__Given problem__: List each line of the data that holds the string "name", please.

== == ==

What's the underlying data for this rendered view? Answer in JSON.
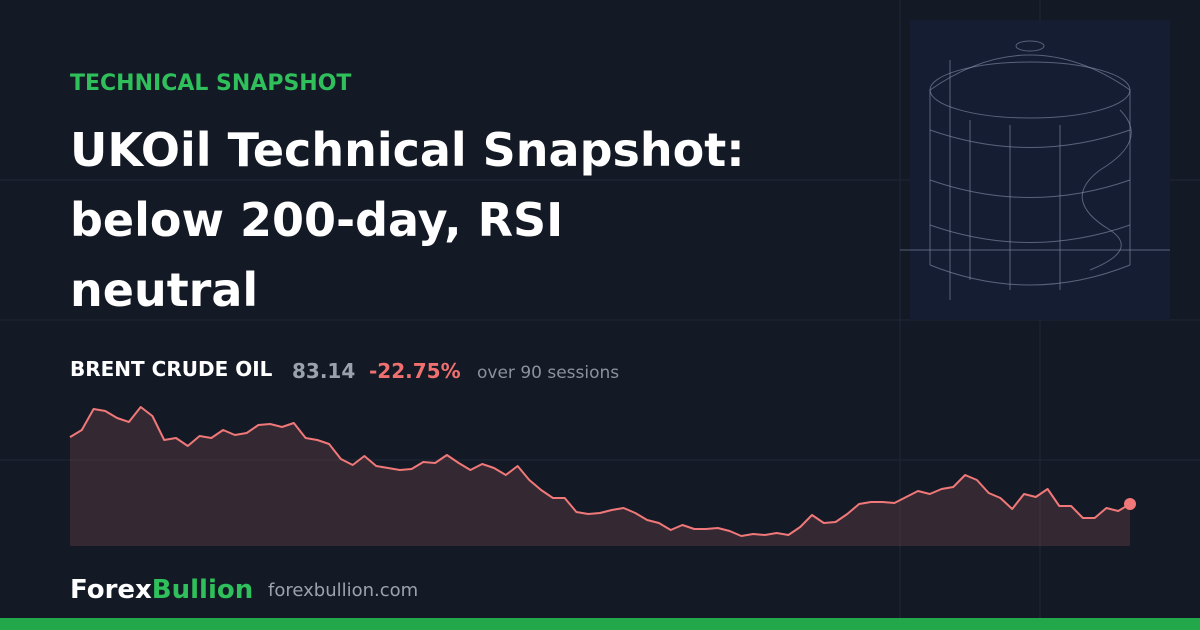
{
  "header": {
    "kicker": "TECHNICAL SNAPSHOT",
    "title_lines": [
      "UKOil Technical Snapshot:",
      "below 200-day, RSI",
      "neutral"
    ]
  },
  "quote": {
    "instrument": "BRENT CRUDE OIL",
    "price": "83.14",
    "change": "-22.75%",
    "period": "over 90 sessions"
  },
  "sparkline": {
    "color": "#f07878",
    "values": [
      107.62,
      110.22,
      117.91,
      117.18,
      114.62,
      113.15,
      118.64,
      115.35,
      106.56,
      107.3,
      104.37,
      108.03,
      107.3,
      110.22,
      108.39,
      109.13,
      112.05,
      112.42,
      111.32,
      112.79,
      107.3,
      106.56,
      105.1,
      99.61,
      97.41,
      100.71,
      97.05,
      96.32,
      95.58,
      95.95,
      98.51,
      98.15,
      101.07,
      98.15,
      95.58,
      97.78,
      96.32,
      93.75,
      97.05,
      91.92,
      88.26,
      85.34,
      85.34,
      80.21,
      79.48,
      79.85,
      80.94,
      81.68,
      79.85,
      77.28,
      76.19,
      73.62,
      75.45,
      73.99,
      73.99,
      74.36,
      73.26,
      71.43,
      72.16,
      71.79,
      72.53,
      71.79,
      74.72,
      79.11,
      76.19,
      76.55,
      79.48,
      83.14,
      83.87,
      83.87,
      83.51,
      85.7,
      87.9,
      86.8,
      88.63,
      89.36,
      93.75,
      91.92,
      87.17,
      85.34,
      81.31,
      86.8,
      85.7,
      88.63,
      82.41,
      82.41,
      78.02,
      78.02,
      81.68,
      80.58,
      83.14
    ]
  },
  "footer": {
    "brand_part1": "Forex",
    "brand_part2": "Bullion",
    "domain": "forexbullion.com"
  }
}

== == ==

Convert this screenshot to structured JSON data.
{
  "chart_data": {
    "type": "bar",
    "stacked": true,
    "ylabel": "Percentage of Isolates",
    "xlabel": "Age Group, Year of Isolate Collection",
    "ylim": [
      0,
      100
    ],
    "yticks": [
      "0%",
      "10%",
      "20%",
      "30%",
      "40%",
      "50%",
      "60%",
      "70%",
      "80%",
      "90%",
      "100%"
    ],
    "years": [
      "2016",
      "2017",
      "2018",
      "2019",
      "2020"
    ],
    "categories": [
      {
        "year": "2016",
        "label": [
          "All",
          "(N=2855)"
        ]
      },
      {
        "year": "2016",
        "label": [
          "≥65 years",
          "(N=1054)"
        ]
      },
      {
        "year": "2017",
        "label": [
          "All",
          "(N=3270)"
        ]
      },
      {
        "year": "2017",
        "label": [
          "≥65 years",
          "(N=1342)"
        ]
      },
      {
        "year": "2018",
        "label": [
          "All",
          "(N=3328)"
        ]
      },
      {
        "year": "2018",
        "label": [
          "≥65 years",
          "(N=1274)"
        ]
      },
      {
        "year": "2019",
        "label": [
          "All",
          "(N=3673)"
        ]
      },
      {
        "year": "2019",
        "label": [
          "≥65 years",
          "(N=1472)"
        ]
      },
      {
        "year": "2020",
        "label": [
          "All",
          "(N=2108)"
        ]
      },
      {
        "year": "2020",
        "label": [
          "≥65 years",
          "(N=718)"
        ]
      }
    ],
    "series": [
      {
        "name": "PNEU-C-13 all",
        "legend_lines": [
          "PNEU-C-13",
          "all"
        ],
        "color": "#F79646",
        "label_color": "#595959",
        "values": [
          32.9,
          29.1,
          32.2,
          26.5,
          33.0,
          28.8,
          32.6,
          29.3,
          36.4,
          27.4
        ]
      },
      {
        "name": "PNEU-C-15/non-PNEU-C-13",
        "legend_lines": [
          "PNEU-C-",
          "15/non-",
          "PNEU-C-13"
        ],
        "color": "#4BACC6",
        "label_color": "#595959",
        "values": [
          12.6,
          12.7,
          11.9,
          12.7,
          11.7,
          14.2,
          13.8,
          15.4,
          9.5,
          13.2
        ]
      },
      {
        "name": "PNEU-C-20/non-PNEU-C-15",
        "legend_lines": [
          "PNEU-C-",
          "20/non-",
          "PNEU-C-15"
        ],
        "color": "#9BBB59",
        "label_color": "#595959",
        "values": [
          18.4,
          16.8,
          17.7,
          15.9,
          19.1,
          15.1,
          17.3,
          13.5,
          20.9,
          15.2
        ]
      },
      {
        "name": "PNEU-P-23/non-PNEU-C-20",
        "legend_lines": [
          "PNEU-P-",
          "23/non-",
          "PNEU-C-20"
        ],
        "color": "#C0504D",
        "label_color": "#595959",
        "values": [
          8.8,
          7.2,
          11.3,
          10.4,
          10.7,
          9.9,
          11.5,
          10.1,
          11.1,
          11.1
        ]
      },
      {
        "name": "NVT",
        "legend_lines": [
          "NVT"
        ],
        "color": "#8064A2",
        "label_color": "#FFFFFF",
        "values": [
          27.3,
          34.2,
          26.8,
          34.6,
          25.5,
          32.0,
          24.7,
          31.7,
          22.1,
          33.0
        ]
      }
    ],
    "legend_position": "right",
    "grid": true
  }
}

== == ==

__Output for this exercise__:
        "name": "PNEU-C-13 all",
        "name": "PNEU-C-15/non-PNEU-C-13",
        "name": "PNEU-C-20/non-PNEU-C-15",
        "name": "PNEU-P-23/non-PNEU-C-20",
        "name": "NVT",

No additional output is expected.